### DATA SUPPLIED

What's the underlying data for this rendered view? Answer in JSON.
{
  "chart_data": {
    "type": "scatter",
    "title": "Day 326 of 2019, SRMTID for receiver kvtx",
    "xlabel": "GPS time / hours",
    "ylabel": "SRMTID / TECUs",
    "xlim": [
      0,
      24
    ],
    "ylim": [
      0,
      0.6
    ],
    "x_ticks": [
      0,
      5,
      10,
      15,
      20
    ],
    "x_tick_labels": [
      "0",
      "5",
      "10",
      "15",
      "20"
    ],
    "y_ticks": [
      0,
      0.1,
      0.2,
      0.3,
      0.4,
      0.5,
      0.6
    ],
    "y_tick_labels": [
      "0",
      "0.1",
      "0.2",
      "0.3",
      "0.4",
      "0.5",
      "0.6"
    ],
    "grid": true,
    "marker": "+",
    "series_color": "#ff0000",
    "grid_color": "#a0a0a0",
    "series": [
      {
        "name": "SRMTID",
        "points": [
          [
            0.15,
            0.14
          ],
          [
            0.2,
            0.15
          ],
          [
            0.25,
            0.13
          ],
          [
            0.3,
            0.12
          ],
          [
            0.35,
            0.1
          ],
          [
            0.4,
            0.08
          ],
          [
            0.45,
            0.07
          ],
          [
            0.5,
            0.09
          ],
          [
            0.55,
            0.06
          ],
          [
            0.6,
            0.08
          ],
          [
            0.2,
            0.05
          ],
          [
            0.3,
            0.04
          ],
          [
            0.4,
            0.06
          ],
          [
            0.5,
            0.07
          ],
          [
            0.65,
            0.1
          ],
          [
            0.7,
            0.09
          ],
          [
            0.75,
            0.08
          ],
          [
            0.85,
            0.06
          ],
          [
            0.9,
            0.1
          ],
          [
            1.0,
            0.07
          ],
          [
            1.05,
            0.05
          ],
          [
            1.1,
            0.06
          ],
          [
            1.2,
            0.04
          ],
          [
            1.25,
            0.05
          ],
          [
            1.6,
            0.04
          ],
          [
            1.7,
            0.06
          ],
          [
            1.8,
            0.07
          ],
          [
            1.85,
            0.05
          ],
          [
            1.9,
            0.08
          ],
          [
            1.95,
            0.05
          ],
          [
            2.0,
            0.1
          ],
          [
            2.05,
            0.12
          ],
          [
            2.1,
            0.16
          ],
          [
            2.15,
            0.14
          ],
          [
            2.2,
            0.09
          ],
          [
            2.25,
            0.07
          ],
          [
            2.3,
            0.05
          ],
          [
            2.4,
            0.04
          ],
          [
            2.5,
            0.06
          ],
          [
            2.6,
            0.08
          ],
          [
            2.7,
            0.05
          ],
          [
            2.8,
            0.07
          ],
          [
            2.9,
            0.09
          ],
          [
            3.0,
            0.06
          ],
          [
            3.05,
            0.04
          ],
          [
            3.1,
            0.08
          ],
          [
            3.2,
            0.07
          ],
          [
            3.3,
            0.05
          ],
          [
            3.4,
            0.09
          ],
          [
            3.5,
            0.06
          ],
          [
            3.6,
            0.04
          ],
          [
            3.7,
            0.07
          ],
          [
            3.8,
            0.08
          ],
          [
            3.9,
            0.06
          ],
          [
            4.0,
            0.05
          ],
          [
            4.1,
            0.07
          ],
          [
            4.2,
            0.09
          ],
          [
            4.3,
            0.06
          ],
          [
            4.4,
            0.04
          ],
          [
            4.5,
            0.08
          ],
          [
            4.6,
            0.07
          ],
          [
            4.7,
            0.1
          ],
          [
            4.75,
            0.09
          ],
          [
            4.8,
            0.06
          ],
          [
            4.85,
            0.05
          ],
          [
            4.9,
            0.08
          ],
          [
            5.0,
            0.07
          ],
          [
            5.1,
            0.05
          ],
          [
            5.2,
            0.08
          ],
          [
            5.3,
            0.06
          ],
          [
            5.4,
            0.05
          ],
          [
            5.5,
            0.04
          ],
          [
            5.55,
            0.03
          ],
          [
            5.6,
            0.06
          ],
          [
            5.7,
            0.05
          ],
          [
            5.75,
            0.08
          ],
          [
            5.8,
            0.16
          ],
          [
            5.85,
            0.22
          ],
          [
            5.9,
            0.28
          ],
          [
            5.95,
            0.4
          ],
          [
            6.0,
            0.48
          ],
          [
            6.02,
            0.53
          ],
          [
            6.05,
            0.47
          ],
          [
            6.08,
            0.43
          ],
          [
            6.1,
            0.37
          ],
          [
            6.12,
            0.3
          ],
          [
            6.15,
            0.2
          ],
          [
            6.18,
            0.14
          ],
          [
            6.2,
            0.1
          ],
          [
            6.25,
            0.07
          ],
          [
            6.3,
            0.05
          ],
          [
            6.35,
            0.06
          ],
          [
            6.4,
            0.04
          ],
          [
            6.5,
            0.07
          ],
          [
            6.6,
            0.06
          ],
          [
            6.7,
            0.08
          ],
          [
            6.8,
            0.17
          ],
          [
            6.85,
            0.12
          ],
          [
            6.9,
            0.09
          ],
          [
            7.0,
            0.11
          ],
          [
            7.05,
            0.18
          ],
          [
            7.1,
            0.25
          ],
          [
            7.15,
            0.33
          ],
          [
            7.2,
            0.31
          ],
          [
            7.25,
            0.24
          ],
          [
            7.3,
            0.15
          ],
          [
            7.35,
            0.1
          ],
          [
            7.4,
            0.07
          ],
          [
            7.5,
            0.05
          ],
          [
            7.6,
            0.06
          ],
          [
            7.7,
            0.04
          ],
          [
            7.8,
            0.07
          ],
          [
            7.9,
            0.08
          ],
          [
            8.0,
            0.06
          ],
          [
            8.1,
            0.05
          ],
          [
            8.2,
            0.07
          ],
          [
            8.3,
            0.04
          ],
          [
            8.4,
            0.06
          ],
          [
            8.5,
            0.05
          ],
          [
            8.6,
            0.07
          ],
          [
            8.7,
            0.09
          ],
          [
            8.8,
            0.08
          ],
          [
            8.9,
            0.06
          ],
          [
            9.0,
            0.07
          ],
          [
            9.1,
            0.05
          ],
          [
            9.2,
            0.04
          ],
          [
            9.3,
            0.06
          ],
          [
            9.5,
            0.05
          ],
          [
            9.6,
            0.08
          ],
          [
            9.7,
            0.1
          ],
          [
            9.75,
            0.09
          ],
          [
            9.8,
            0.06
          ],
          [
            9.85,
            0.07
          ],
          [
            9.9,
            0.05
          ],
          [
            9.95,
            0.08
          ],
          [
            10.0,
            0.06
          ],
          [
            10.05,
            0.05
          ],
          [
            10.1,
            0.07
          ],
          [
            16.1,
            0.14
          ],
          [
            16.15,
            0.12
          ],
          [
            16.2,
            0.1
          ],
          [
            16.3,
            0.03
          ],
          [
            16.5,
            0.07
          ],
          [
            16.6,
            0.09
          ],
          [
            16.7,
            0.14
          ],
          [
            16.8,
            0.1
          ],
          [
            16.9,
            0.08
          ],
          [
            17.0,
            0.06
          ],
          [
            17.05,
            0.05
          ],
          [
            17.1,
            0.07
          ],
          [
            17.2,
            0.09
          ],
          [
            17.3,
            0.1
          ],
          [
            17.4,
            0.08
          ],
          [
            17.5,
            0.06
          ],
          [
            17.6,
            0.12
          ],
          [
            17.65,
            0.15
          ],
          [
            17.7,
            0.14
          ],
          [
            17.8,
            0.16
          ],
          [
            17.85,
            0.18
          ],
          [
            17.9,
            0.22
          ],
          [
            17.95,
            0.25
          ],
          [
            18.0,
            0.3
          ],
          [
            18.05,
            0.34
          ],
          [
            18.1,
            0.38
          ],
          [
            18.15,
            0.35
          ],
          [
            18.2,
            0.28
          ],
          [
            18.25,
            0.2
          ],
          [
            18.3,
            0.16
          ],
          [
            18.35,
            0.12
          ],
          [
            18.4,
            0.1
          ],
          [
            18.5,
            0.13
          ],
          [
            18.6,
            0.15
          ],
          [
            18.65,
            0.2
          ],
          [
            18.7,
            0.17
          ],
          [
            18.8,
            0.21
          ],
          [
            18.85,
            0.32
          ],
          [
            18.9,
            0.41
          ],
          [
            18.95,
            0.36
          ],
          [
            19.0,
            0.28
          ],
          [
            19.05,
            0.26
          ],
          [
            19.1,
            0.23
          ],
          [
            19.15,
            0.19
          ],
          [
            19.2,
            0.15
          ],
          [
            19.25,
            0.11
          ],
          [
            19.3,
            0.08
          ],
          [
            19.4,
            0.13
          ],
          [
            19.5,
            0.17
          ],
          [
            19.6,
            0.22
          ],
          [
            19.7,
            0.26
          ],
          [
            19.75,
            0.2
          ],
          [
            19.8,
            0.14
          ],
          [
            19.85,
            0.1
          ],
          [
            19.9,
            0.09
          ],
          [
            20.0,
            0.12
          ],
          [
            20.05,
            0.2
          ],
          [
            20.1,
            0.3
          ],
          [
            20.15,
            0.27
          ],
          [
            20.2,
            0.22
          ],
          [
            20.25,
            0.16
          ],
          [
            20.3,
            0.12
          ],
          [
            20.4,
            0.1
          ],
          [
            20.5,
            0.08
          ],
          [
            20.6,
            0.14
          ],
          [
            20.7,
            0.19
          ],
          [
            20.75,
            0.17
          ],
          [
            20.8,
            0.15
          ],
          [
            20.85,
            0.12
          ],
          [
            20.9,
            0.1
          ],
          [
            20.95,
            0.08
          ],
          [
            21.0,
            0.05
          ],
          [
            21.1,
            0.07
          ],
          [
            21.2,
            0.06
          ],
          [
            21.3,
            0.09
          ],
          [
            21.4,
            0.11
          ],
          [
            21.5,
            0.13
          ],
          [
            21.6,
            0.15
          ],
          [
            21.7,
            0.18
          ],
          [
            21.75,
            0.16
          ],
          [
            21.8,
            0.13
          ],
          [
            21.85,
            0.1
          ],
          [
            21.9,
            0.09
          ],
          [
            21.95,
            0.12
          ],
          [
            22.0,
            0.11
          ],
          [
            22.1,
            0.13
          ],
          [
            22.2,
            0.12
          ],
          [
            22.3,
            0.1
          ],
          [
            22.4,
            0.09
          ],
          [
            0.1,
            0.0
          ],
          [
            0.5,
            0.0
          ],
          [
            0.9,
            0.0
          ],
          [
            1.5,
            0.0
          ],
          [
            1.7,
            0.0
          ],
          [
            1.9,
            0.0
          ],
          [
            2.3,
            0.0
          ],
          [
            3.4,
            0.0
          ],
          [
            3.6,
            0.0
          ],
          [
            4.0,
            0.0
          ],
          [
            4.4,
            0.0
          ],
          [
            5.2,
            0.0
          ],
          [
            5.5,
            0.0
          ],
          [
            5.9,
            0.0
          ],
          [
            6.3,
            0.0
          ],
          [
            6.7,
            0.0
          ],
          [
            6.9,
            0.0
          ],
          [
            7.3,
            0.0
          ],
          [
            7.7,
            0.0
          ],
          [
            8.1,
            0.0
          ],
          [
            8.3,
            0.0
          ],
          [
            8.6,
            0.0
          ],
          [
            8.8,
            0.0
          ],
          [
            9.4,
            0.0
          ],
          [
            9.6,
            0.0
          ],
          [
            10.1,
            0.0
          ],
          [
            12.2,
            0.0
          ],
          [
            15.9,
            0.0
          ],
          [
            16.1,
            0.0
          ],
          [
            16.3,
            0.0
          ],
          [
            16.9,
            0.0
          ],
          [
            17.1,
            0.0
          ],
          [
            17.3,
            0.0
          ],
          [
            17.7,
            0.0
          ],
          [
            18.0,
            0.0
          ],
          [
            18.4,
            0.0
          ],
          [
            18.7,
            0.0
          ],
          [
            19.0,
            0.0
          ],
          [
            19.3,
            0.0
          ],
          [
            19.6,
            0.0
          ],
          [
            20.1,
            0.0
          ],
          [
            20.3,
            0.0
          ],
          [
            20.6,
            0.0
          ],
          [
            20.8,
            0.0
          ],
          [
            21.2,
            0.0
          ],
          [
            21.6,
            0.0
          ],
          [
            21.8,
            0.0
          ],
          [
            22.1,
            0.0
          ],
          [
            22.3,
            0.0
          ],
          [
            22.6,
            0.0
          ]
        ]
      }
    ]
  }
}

######

Show all lines in the entries above where the word "SRMTID" appears.

    "title": "Day 326 of 2019, SRMTID for receiver kvtx",
    "ylabel": "SRMTID / TECUs",
        "name": "SRMTID",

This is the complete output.